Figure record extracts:
*****

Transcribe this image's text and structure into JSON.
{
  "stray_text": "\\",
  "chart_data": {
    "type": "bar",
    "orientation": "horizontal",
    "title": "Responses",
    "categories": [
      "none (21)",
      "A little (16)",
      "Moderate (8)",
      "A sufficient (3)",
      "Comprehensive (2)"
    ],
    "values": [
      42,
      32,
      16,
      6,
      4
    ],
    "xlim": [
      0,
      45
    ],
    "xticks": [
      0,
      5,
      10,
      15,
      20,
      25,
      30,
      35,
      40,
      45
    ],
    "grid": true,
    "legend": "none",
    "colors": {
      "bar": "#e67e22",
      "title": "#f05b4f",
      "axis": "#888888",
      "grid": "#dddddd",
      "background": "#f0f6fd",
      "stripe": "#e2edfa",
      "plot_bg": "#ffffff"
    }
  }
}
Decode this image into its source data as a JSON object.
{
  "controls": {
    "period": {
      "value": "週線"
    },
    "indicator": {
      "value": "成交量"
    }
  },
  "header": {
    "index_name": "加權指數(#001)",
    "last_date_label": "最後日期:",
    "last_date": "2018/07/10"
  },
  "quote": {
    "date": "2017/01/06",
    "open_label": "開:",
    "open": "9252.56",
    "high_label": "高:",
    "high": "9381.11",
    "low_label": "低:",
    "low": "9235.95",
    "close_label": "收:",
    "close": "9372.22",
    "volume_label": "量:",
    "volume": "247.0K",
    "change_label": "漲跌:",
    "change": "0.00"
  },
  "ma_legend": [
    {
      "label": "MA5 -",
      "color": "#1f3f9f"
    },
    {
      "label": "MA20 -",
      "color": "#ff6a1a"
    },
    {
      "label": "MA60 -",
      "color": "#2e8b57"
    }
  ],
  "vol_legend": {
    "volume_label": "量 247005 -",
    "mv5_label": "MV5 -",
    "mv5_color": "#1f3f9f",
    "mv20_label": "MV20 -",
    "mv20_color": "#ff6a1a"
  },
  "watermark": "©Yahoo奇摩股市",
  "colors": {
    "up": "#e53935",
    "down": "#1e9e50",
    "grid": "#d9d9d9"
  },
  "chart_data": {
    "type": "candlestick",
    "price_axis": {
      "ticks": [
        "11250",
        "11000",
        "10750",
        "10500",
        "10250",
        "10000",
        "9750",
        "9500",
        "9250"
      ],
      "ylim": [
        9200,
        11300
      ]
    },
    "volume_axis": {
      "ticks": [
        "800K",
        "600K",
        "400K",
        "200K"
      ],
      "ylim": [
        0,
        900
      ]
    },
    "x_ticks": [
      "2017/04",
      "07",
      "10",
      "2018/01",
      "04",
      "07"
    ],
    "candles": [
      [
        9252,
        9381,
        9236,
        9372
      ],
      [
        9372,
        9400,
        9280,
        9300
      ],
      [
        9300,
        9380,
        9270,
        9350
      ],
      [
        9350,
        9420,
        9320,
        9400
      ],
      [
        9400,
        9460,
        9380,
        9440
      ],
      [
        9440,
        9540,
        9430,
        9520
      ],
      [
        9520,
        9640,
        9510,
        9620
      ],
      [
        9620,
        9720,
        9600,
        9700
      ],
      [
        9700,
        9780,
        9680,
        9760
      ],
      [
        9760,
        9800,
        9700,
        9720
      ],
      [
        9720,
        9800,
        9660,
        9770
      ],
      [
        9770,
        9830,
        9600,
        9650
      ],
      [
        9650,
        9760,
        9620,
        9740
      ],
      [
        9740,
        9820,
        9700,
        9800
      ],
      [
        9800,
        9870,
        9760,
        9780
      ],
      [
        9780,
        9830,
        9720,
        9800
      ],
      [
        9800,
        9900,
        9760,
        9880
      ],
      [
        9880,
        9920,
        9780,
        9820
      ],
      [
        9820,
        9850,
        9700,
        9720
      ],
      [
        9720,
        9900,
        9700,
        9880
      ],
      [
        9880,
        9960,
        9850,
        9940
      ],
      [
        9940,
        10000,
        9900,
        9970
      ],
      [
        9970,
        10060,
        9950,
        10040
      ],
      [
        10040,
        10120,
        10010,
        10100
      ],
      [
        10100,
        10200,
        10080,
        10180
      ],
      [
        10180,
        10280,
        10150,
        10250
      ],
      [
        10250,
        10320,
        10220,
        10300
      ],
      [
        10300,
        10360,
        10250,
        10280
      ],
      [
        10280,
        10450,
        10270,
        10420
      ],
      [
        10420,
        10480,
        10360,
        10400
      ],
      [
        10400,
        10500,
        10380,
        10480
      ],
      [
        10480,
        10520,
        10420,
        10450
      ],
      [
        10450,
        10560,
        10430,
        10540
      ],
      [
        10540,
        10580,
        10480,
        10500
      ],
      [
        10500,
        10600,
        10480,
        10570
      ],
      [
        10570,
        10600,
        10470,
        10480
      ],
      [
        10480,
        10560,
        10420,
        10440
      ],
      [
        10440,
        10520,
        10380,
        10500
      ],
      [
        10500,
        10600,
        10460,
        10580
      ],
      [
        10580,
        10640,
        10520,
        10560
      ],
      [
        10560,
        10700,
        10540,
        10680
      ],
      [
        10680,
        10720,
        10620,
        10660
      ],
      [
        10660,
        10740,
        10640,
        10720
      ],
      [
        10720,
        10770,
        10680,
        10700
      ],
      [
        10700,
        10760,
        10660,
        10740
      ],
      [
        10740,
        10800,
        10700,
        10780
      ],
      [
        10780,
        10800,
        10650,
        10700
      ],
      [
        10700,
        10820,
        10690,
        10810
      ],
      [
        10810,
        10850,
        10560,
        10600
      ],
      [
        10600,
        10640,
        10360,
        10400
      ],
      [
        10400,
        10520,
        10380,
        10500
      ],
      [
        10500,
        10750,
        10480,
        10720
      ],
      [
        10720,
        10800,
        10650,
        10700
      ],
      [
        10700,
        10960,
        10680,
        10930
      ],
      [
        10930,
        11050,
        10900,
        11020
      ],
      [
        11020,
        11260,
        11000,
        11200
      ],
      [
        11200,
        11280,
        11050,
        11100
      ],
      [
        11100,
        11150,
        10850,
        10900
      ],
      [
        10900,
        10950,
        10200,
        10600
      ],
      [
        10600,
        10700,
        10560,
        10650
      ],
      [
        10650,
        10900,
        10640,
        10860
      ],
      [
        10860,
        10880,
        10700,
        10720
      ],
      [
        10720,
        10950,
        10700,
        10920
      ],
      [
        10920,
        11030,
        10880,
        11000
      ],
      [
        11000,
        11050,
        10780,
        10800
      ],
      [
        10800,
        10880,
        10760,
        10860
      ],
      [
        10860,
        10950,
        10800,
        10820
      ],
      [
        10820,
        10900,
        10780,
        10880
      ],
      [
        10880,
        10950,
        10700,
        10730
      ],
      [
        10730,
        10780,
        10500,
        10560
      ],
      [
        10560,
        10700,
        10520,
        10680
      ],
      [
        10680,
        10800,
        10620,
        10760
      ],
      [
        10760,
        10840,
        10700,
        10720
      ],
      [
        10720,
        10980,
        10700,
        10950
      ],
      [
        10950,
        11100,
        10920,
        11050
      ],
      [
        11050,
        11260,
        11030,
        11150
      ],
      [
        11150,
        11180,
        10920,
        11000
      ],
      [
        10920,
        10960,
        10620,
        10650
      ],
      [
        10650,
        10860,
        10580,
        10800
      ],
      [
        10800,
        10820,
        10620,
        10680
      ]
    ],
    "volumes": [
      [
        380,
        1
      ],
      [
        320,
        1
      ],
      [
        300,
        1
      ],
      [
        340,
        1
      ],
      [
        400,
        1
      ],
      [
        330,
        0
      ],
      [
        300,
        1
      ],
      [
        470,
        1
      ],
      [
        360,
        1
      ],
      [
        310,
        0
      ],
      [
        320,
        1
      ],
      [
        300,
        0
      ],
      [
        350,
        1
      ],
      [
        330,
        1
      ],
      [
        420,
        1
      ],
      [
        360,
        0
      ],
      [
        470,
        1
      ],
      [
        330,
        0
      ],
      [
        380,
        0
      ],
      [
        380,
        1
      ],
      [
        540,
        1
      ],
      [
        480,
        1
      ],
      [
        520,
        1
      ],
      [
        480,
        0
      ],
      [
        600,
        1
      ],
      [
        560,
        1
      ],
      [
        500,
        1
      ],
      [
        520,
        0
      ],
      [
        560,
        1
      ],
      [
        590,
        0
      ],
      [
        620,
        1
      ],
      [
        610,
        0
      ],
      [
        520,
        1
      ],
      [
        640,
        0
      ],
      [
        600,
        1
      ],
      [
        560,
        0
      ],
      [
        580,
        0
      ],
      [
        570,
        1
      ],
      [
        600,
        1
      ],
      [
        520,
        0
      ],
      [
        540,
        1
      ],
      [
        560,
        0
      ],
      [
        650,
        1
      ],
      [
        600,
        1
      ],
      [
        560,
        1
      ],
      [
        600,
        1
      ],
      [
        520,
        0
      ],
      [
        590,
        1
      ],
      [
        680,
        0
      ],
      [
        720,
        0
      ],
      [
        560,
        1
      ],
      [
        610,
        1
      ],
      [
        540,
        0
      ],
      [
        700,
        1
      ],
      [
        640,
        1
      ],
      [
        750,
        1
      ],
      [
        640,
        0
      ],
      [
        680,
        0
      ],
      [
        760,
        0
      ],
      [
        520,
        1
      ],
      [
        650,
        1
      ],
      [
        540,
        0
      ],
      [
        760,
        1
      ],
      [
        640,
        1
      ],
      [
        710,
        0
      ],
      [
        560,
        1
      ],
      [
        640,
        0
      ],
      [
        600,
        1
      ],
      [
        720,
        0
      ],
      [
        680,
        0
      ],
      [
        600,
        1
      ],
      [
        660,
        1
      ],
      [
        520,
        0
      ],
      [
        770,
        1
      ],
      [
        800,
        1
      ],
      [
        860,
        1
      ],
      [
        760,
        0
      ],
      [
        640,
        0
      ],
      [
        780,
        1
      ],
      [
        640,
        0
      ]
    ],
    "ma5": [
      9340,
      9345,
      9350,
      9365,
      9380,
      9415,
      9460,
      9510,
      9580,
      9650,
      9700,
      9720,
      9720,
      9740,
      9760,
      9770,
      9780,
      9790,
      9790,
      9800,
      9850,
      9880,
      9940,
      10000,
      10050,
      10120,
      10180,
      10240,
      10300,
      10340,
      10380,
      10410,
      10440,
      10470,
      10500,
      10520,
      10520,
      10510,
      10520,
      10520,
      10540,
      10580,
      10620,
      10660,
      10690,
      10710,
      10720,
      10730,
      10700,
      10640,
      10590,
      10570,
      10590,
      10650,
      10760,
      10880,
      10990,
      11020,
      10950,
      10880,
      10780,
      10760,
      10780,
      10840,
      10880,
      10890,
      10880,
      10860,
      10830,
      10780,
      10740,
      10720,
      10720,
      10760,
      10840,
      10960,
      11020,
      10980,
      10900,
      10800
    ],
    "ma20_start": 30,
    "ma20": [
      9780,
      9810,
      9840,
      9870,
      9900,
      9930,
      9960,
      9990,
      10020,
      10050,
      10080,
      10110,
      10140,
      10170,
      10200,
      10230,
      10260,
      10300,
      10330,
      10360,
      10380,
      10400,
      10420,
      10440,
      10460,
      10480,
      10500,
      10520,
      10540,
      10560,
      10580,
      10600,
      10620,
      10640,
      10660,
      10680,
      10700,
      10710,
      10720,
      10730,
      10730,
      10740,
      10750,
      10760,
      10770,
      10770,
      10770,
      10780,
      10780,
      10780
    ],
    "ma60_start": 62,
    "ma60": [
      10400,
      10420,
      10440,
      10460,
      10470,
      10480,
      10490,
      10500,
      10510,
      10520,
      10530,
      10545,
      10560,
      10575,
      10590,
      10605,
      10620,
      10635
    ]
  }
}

*****

Description of the task: Find each line with the string "image" and copy it out.

Reply:
Transcribe this image's text and structure into JSON.
Decode this image into its source data as a JSON object.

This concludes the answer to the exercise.